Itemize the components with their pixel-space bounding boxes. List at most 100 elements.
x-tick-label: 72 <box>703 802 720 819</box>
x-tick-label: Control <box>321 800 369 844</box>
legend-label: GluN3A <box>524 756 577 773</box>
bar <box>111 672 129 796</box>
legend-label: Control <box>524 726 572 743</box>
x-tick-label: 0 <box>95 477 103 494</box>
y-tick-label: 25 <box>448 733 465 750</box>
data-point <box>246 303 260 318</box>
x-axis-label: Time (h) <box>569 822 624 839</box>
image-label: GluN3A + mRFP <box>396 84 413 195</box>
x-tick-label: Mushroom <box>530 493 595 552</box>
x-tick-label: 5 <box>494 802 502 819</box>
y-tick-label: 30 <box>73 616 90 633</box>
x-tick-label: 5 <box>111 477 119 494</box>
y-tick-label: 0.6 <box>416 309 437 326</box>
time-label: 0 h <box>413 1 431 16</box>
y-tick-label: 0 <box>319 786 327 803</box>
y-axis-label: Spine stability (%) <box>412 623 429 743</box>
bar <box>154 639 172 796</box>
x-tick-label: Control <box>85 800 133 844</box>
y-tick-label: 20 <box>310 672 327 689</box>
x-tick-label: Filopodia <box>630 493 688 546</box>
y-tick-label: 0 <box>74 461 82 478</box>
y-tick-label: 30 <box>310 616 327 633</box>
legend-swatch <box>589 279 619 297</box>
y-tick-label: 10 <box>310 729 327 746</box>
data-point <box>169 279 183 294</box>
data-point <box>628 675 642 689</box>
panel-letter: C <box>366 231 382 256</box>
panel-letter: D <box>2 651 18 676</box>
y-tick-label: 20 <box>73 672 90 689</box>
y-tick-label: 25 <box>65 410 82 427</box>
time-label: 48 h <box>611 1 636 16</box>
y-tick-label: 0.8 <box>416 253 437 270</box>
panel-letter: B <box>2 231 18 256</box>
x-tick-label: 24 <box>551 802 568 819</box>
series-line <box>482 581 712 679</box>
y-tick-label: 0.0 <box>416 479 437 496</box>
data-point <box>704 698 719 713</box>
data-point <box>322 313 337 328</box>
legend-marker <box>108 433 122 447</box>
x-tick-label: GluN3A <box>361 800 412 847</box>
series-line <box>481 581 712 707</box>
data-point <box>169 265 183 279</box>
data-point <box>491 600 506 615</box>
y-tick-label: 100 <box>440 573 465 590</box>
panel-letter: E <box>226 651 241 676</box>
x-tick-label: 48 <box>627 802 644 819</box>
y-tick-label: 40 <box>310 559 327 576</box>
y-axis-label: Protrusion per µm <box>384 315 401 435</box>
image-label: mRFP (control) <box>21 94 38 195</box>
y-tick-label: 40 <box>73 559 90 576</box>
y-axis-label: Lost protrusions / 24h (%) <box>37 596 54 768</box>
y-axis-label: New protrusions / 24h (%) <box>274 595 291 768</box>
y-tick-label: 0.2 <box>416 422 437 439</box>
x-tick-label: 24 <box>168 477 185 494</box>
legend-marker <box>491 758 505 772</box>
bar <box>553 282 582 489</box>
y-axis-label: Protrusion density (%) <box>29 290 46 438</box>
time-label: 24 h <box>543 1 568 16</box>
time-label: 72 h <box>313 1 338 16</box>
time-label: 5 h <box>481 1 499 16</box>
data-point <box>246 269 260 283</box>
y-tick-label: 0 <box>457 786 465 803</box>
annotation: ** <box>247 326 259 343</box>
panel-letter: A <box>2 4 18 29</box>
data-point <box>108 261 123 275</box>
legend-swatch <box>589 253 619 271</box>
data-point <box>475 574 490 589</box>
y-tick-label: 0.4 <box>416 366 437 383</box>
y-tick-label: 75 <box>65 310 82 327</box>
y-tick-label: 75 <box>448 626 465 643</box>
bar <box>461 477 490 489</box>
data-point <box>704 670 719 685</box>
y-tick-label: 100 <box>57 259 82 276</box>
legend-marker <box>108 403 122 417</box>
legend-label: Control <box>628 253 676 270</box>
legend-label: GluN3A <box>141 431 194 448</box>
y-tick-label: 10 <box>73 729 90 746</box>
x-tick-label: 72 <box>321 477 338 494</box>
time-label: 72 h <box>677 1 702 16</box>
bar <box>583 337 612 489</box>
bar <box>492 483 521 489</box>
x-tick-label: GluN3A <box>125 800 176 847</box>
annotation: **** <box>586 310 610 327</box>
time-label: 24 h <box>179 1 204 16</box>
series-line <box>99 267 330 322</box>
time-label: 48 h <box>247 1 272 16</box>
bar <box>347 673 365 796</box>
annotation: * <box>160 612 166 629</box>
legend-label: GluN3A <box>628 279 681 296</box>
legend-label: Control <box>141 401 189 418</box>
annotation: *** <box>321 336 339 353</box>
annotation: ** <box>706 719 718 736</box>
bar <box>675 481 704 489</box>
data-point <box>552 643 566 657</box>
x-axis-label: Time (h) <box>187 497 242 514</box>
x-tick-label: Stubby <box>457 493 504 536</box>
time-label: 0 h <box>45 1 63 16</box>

**EXERCISE:** Report every line of the records that contains the string "series", matching case exactly.

**TASK ANSWER:**
series-line <box>482 581 712 679</box>
series-line <box>481 581 712 707</box>
series-line <box>99 267 330 322</box>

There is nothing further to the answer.